### Challenge
Give the records back in full, exactly as they read.

### Entries
###

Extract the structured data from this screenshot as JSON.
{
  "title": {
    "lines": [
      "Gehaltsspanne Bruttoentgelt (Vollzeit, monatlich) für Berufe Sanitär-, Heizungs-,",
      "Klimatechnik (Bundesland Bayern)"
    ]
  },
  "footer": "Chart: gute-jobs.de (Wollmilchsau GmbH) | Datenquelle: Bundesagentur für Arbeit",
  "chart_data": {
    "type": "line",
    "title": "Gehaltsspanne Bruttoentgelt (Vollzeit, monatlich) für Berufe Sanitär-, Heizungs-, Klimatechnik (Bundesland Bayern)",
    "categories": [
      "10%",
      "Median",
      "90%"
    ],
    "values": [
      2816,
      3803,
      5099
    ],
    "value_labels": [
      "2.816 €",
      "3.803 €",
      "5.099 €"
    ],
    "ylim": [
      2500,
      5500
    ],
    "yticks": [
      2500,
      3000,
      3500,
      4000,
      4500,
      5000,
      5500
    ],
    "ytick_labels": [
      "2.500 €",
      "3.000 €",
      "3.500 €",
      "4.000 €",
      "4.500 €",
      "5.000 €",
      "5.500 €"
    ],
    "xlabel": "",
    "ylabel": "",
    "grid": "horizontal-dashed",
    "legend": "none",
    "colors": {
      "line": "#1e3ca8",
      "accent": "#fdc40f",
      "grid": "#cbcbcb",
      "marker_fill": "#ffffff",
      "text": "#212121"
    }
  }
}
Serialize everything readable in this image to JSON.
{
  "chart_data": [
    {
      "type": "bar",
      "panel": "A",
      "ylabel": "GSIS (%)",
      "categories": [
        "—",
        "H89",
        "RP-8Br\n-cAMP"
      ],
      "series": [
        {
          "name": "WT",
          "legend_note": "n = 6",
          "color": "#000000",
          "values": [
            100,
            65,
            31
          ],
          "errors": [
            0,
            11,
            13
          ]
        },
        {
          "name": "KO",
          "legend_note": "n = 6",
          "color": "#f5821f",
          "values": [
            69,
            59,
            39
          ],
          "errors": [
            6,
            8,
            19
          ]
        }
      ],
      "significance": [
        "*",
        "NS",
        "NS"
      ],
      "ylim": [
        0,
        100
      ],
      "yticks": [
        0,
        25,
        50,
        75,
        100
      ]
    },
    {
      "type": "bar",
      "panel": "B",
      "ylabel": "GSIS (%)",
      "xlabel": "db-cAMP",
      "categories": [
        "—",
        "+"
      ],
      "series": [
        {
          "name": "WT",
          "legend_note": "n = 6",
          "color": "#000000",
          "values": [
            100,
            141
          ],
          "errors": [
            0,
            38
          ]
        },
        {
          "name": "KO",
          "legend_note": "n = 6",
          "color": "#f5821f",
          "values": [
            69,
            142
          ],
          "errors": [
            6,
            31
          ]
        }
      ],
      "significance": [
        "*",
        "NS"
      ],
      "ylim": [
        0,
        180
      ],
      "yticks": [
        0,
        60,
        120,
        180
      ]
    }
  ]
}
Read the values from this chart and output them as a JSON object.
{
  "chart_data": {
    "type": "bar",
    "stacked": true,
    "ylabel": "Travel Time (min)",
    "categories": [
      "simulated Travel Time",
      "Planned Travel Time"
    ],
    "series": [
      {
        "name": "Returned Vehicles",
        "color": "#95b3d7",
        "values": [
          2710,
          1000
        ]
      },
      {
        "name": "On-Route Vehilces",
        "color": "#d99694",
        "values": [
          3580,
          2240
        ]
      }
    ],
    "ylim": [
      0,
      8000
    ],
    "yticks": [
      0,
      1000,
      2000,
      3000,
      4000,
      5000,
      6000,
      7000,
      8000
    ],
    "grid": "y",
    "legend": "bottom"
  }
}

###

### Answer for the task
Extract the structured data from this screenshot as JSON.
{
  "title": {
    "lines": [
      "Gehaltsspanne Bruttoentgelt (Vollzeit, monatlich) für Berufe Sanitär-, Heizungs-,",
      "Klimatechnik (Bundesland Bayern)"
    ]
  },
  "footer": "Chart: gute-jobs.de (Wollmilchsau GmbH) | Datenquelle: Bundesagentur für Arbeit",
  "chart_data": {
    "type": "line",
    "title": "Gehaltsspanne Bruttoentgelt (Vollzeit, monatlich) für Berufe Sanitär-, Heizungs-, Klimatechnik (Bundesland Bayern)",
    "categories": [
      "10%",
      "Median",
      "90%"
    ],
    "values": [
      2816,
      3803,
      5099
    ],
    "value_labels": [
      "2.816 €",
      "3.803 €",
      "5.099 €"
    ],
    "ylim": [
      2500,
      5500
    ],
    "yticks": [
      2500,
      3000,
      3500,
      4000,
      4500,
      5000,
      5500
    ],
    "ytick_labels": [
      "2.500 €",
      "3.000 €",
      "3.500 €",
      "4.000 €",
      "4.500 €",
      "5.000 €",
      "5.500 €"
    ],
    "xlabel": "",
    "ylabel": "",
    "grid": "horizontal-dashed",
    "legend": "none",
    "colors": {
      "line": "#1e3ca8",
      "accent": "#fdc40f",
      "grid": "#cbcbcb",
      "marker_fill": "#ffffff",
      "text": "#212121"
    }
  }
}
Serialize everything readable in this image to JSON.
{
  "chart_data": [
    {
      "type": "bar",
      "panel": "A",
      "ylabel": "GSIS (%)",
      "categories": [
        "—",
        "H89",
        "RP-8Br\n-cAMP"
      ],
      "series": [
        {
          "name": "WT",
          "legend_note": "n = 6",
          "color": "#000000",
          "values": [
            100,
            65,
            31
          ],
          "errors": [
            0,
            11,
            13
          ]
        },
        {
          "name": "KO",
          "legend_note": "n = 6",
          "color": "#f5821f",
          "values": [
            69,
            59,
            39
          ],
          "errors": [
            6,
            8,
            19
          ]
        }
      ],
      "significance": [
        "*",
        "NS",
        "NS"
      ],
      "ylim": [
        0,
        100
      ],
      "yticks": [
        0,
        25,
        50,
        75,
        100
      ]
    },
    {
      "type": "bar",
      "panel": "B",
      "ylabel": "GSIS (%)",
      "xlabel": "db-cAMP",
      "categories": [
        "—",
        "+"
      ],
      "series": [
        {
          "name": "WT",
          "legend_note": "n = 6",
          "color": "#000000",
          "values": [
            100,
            141
          ],
          "errors": [
            0,
            38
          ]
        },
        {
          "name": "KO",
          "legend_note": "n = 6",
          "color": "#f5821f",
          "values": [
            69,
            142
          ],
          "errors": [
            6,
            31
          ]
        }
      ],
      "significance": [
        "*",
        "NS"
      ],
      "ylim": [
        0,
        180
      ],
      "yticks": [
        0,
        60,
        120,
        180
      ]
    }
  ]
}
Read the values from this chart and output them as a JSON object.
{
  "chart_data": {
    "type": "bar",
    "stacked": true,
    "ylabel": "Travel Time (min)",
    "categories": [
      "simulated Travel Time",
      "Planned Travel Time"
    ],
    "series": [
      {
        "name": "Returned Vehicles",
        "color": "#95b3d7",
        "values": [
          2710,
          1000
        ]
      },
      {
        "name": "On-Route Vehilces",
        "color": "#d99694",
        "values": [
          3580,
          2240
        ]
      }
    ],
    "ylim": [
      0,
      8000
    ],
    "yticks": [
      0,
      1000,
      2000,
      3000,
      4000,
      5000,
      6000,
      7000,
      8000
    ],
    "grid": "y",
    "legend": "bottom"
  }
}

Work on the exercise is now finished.